- _Required tasks_
A: List every proper name of a person, company, or place that appears in the passage on deciding under uncertainty.
B: Carry on the passage on deciding under uncertainty from the point at which it stops.

Here is a predicament many of us frequently face: How do you make the decision to do something uncertain? How do you know whether an opportunity is real or imagined and if it is real, whether it’s worth the risk? The truth is, you can’t know in advance of trying. That’s part of the uncertainty. But you can figure out if you should try.

When Jeff Bezos came up with his idea to sell books online, it wasn’t obvious that it would work. The year was 1994, long before the dot-com boom of 1999, and most people didn’t even know about the internet—there were only two thousand websites in the world (compared with almost two billion today). Hotmail, the home of most people’s first email address, wouldn’t be founded until two years later. Bezos had a high-paying job at one of the most prestigious Wall Street investment firms, and when he pitched the idea to his boss, investment legend David Shaw, Shaw agreed about its merits but advised: “it would be a better idea for someone who didn’t already have a good job!”

- _Dataset rows_
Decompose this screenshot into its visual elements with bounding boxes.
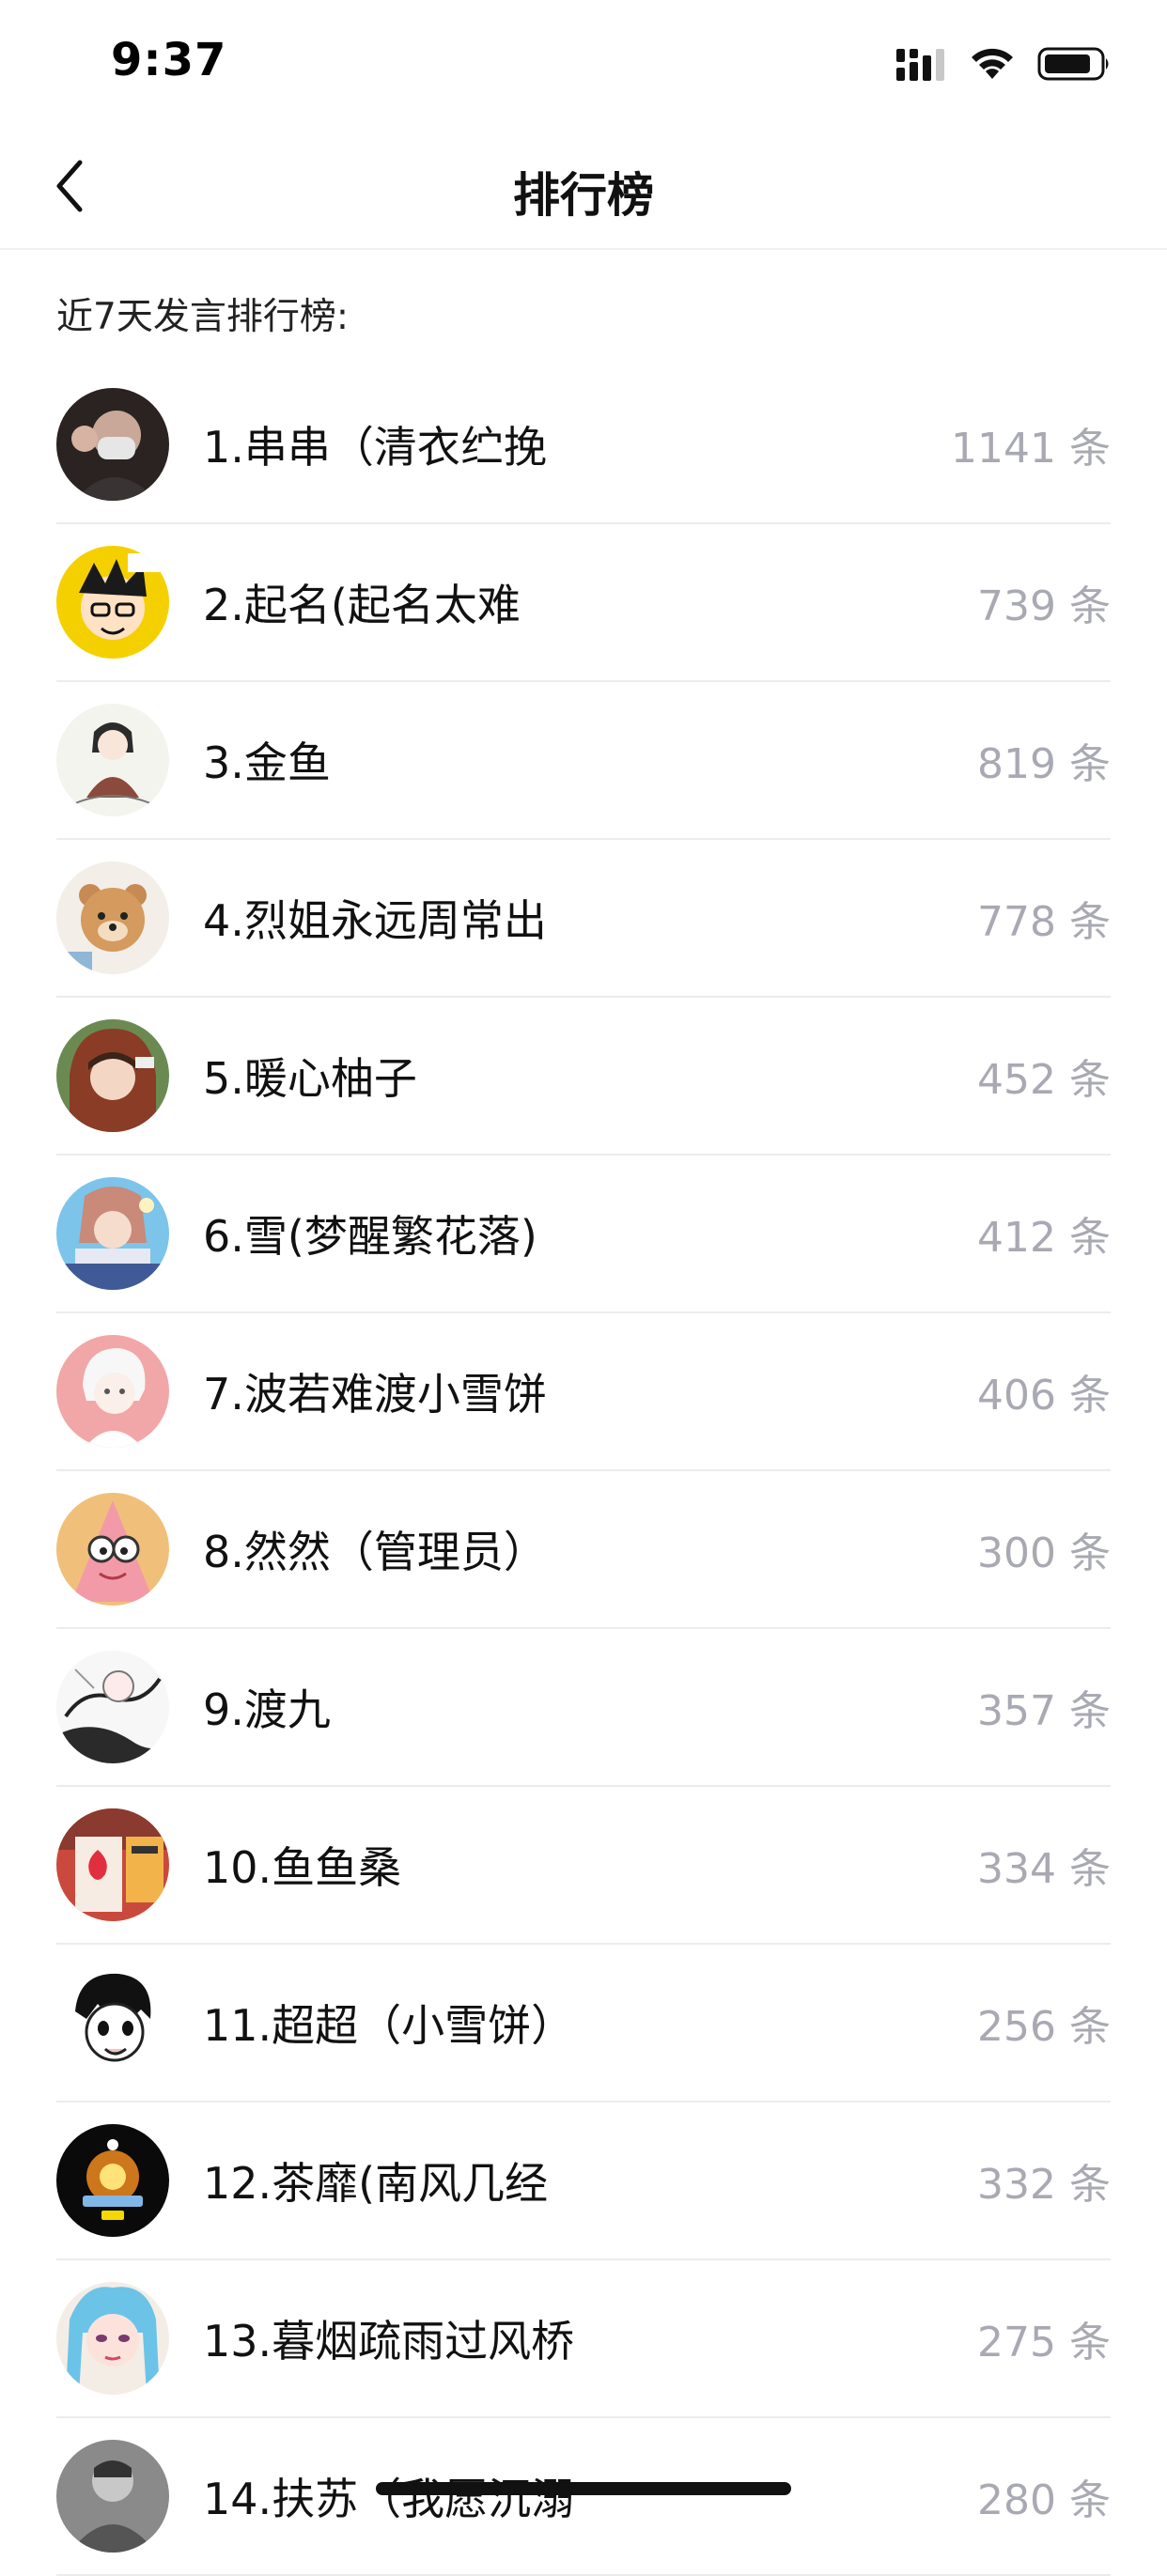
avatar[interactable] [56,1966,169,2079]
message-count: 412 条 [977,1214,1111,1262]
message-count: 778 条 [977,898,1111,946]
page-title: 排行榜 [513,168,654,223]
ranking-row[interactable]: 7.波若难渡小雪饼 406 条 [56,1313,1111,1471]
cellular-signal-icon [896,49,944,81]
ranking-row[interactable]: 14.扶苏（我愿沉溺 280 条 [56,2418,1111,2576]
ranking-row[interactable]: 12.茶靡(南风几经 332 条 [56,2103,1111,2260]
avatar[interactable] [56,546,169,659]
member-name: 1.串串（清衣纻挽 [203,422,547,473]
avatar[interactable] [56,861,169,974]
member-name: 12.茶靡(南风几经 [203,2158,549,2209]
section-header: 近7天发言排行榜: [56,296,349,338]
ranking-row[interactable]: 3.金鱼 819 条 [56,682,1111,840]
avatar[interactable] [56,1493,169,1606]
member-name: 8.然然（管理员） [203,1527,547,1577]
member-name: 11.超超（小雪饼） [203,2000,575,2051]
ranking-row[interactable]: 8.然然（管理员） 300 条 [56,1471,1111,1629]
message-count: 357 条 [977,1687,1111,1735]
wifi-icon [972,48,1013,79]
member-name: 2.起名(起名太难 [203,580,521,630]
message-count: 334 条 [977,1845,1111,1893]
message-count: 819 条 [977,740,1111,788]
message-count: 332 条 [977,2161,1111,2209]
member-name: 9.渡九 [203,1684,331,1735]
avatar[interactable] [56,1808,169,1921]
avatar[interactable] [56,704,169,816]
message-count: 300 条 [977,1529,1111,1577]
ranking-row[interactable]: 13.暮烟疏雨过风桥 275 条 [56,2260,1111,2418]
ranking-row[interactable]: 10.鱼鱼桑 334 条 [56,1787,1111,1945]
ranking-row[interactable]: 9.渡九 357 条 [56,1629,1111,1787]
home-indicator [376,2482,791,2495]
ranking-row[interactable]: 6.雪(梦醒繁花落) 412 条 [56,1156,1111,1313]
battery-icon [1037,47,1109,81]
avatar[interactable] [56,1335,169,1448]
avatar[interactable] [56,1177,169,1290]
message-count: 275 条 [977,2319,1111,2367]
status-bar: 9:37 [0,0,1167,124]
avatar[interactable] [56,1651,169,1763]
navigation-bar: 排行榜 [0,124,1167,250]
member-name: 10.鱼鱼桑 [203,1842,402,1893]
member-name: 7.波若难渡小雪饼 [203,1369,547,1420]
message-count: 406 条 [977,1372,1111,1420]
member-name: 13.暮烟疏雨过风桥 [203,2316,575,2367]
member-name: 4.烈姐永远周常出 [203,895,547,946]
member-name: 3.金鱼 [203,737,331,788]
avatar[interactable] [56,2282,169,2395]
ranking-row[interactable]: 11.超超（小雪饼） 256 条 [56,1945,1111,2103]
avatar[interactable] [56,2124,169,2237]
ranking-row[interactable]: 5.暖心柚子 452 条 [56,998,1111,1156]
message-count: 739 条 [977,582,1111,630]
member-name: 14.扶苏（我愿沉溺 [203,2474,575,2524]
message-count: 256 条 [977,2003,1111,2051]
member-name: 6.雪(梦醒繁花落) [203,1211,537,1262]
ranking-row[interactable]: 4.烈姐永远周常出 778 条 [56,840,1111,998]
message-count: 280 条 [977,2476,1111,2524]
avatar[interactable] [56,2440,169,2553]
message-count: 452 条 [977,1056,1111,1104]
ranking-list: 1.串串（清衣纻挽 1141 条 2.起名(起名太难 739 条 3.金鱼 819 条… [0,366,1167,2576]
message-count: 1141 条 [951,425,1111,473]
status-icons [896,43,1113,85]
avatar[interactable] [56,388,169,501]
avatar[interactable] [56,1019,169,1132]
ranking-row[interactable]: 1.串串（清衣纻挽 1141 条 [56,366,1111,524]
ranking-row[interactable]: 2.起名(起名太难 739 条 [56,524,1111,682]
member-name: 5.暖心柚子 [203,1053,417,1104]
status-time: 9:37 [111,34,227,86]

- _Response list_
A: Jeff Bezos, Wall Street, David Shaw, Hotmail

B:
He encouraged Bezos to reflect for a while before making the leap. Bezos admits he struggled with the decision until he found what he called a regret minimization framework that made his decision “incredibly easy.” Bezos clarifies, “I knew that when I was age 80, I was not going to regret having tried . . . to participate in this thing called the internet, which I thought was going to be a big deal. I knew that if I failed, I wouldn’t regret that.” Then with emphasis in his voice, he continued, “But I knew the one thing I might regret was never having tried. I knew that would haunt me every day.”

Bezos wasn’t the first to come up with such a framework. Years earlier, researchers Amos Tversky and Daniel Kahneman argued that the one remedy to the biases introduced by maladaptive framing (i.e., framing that leads you to interpret an event in a negative way) is to ask “How will I feel in the future?” rather than “What do I want right now?”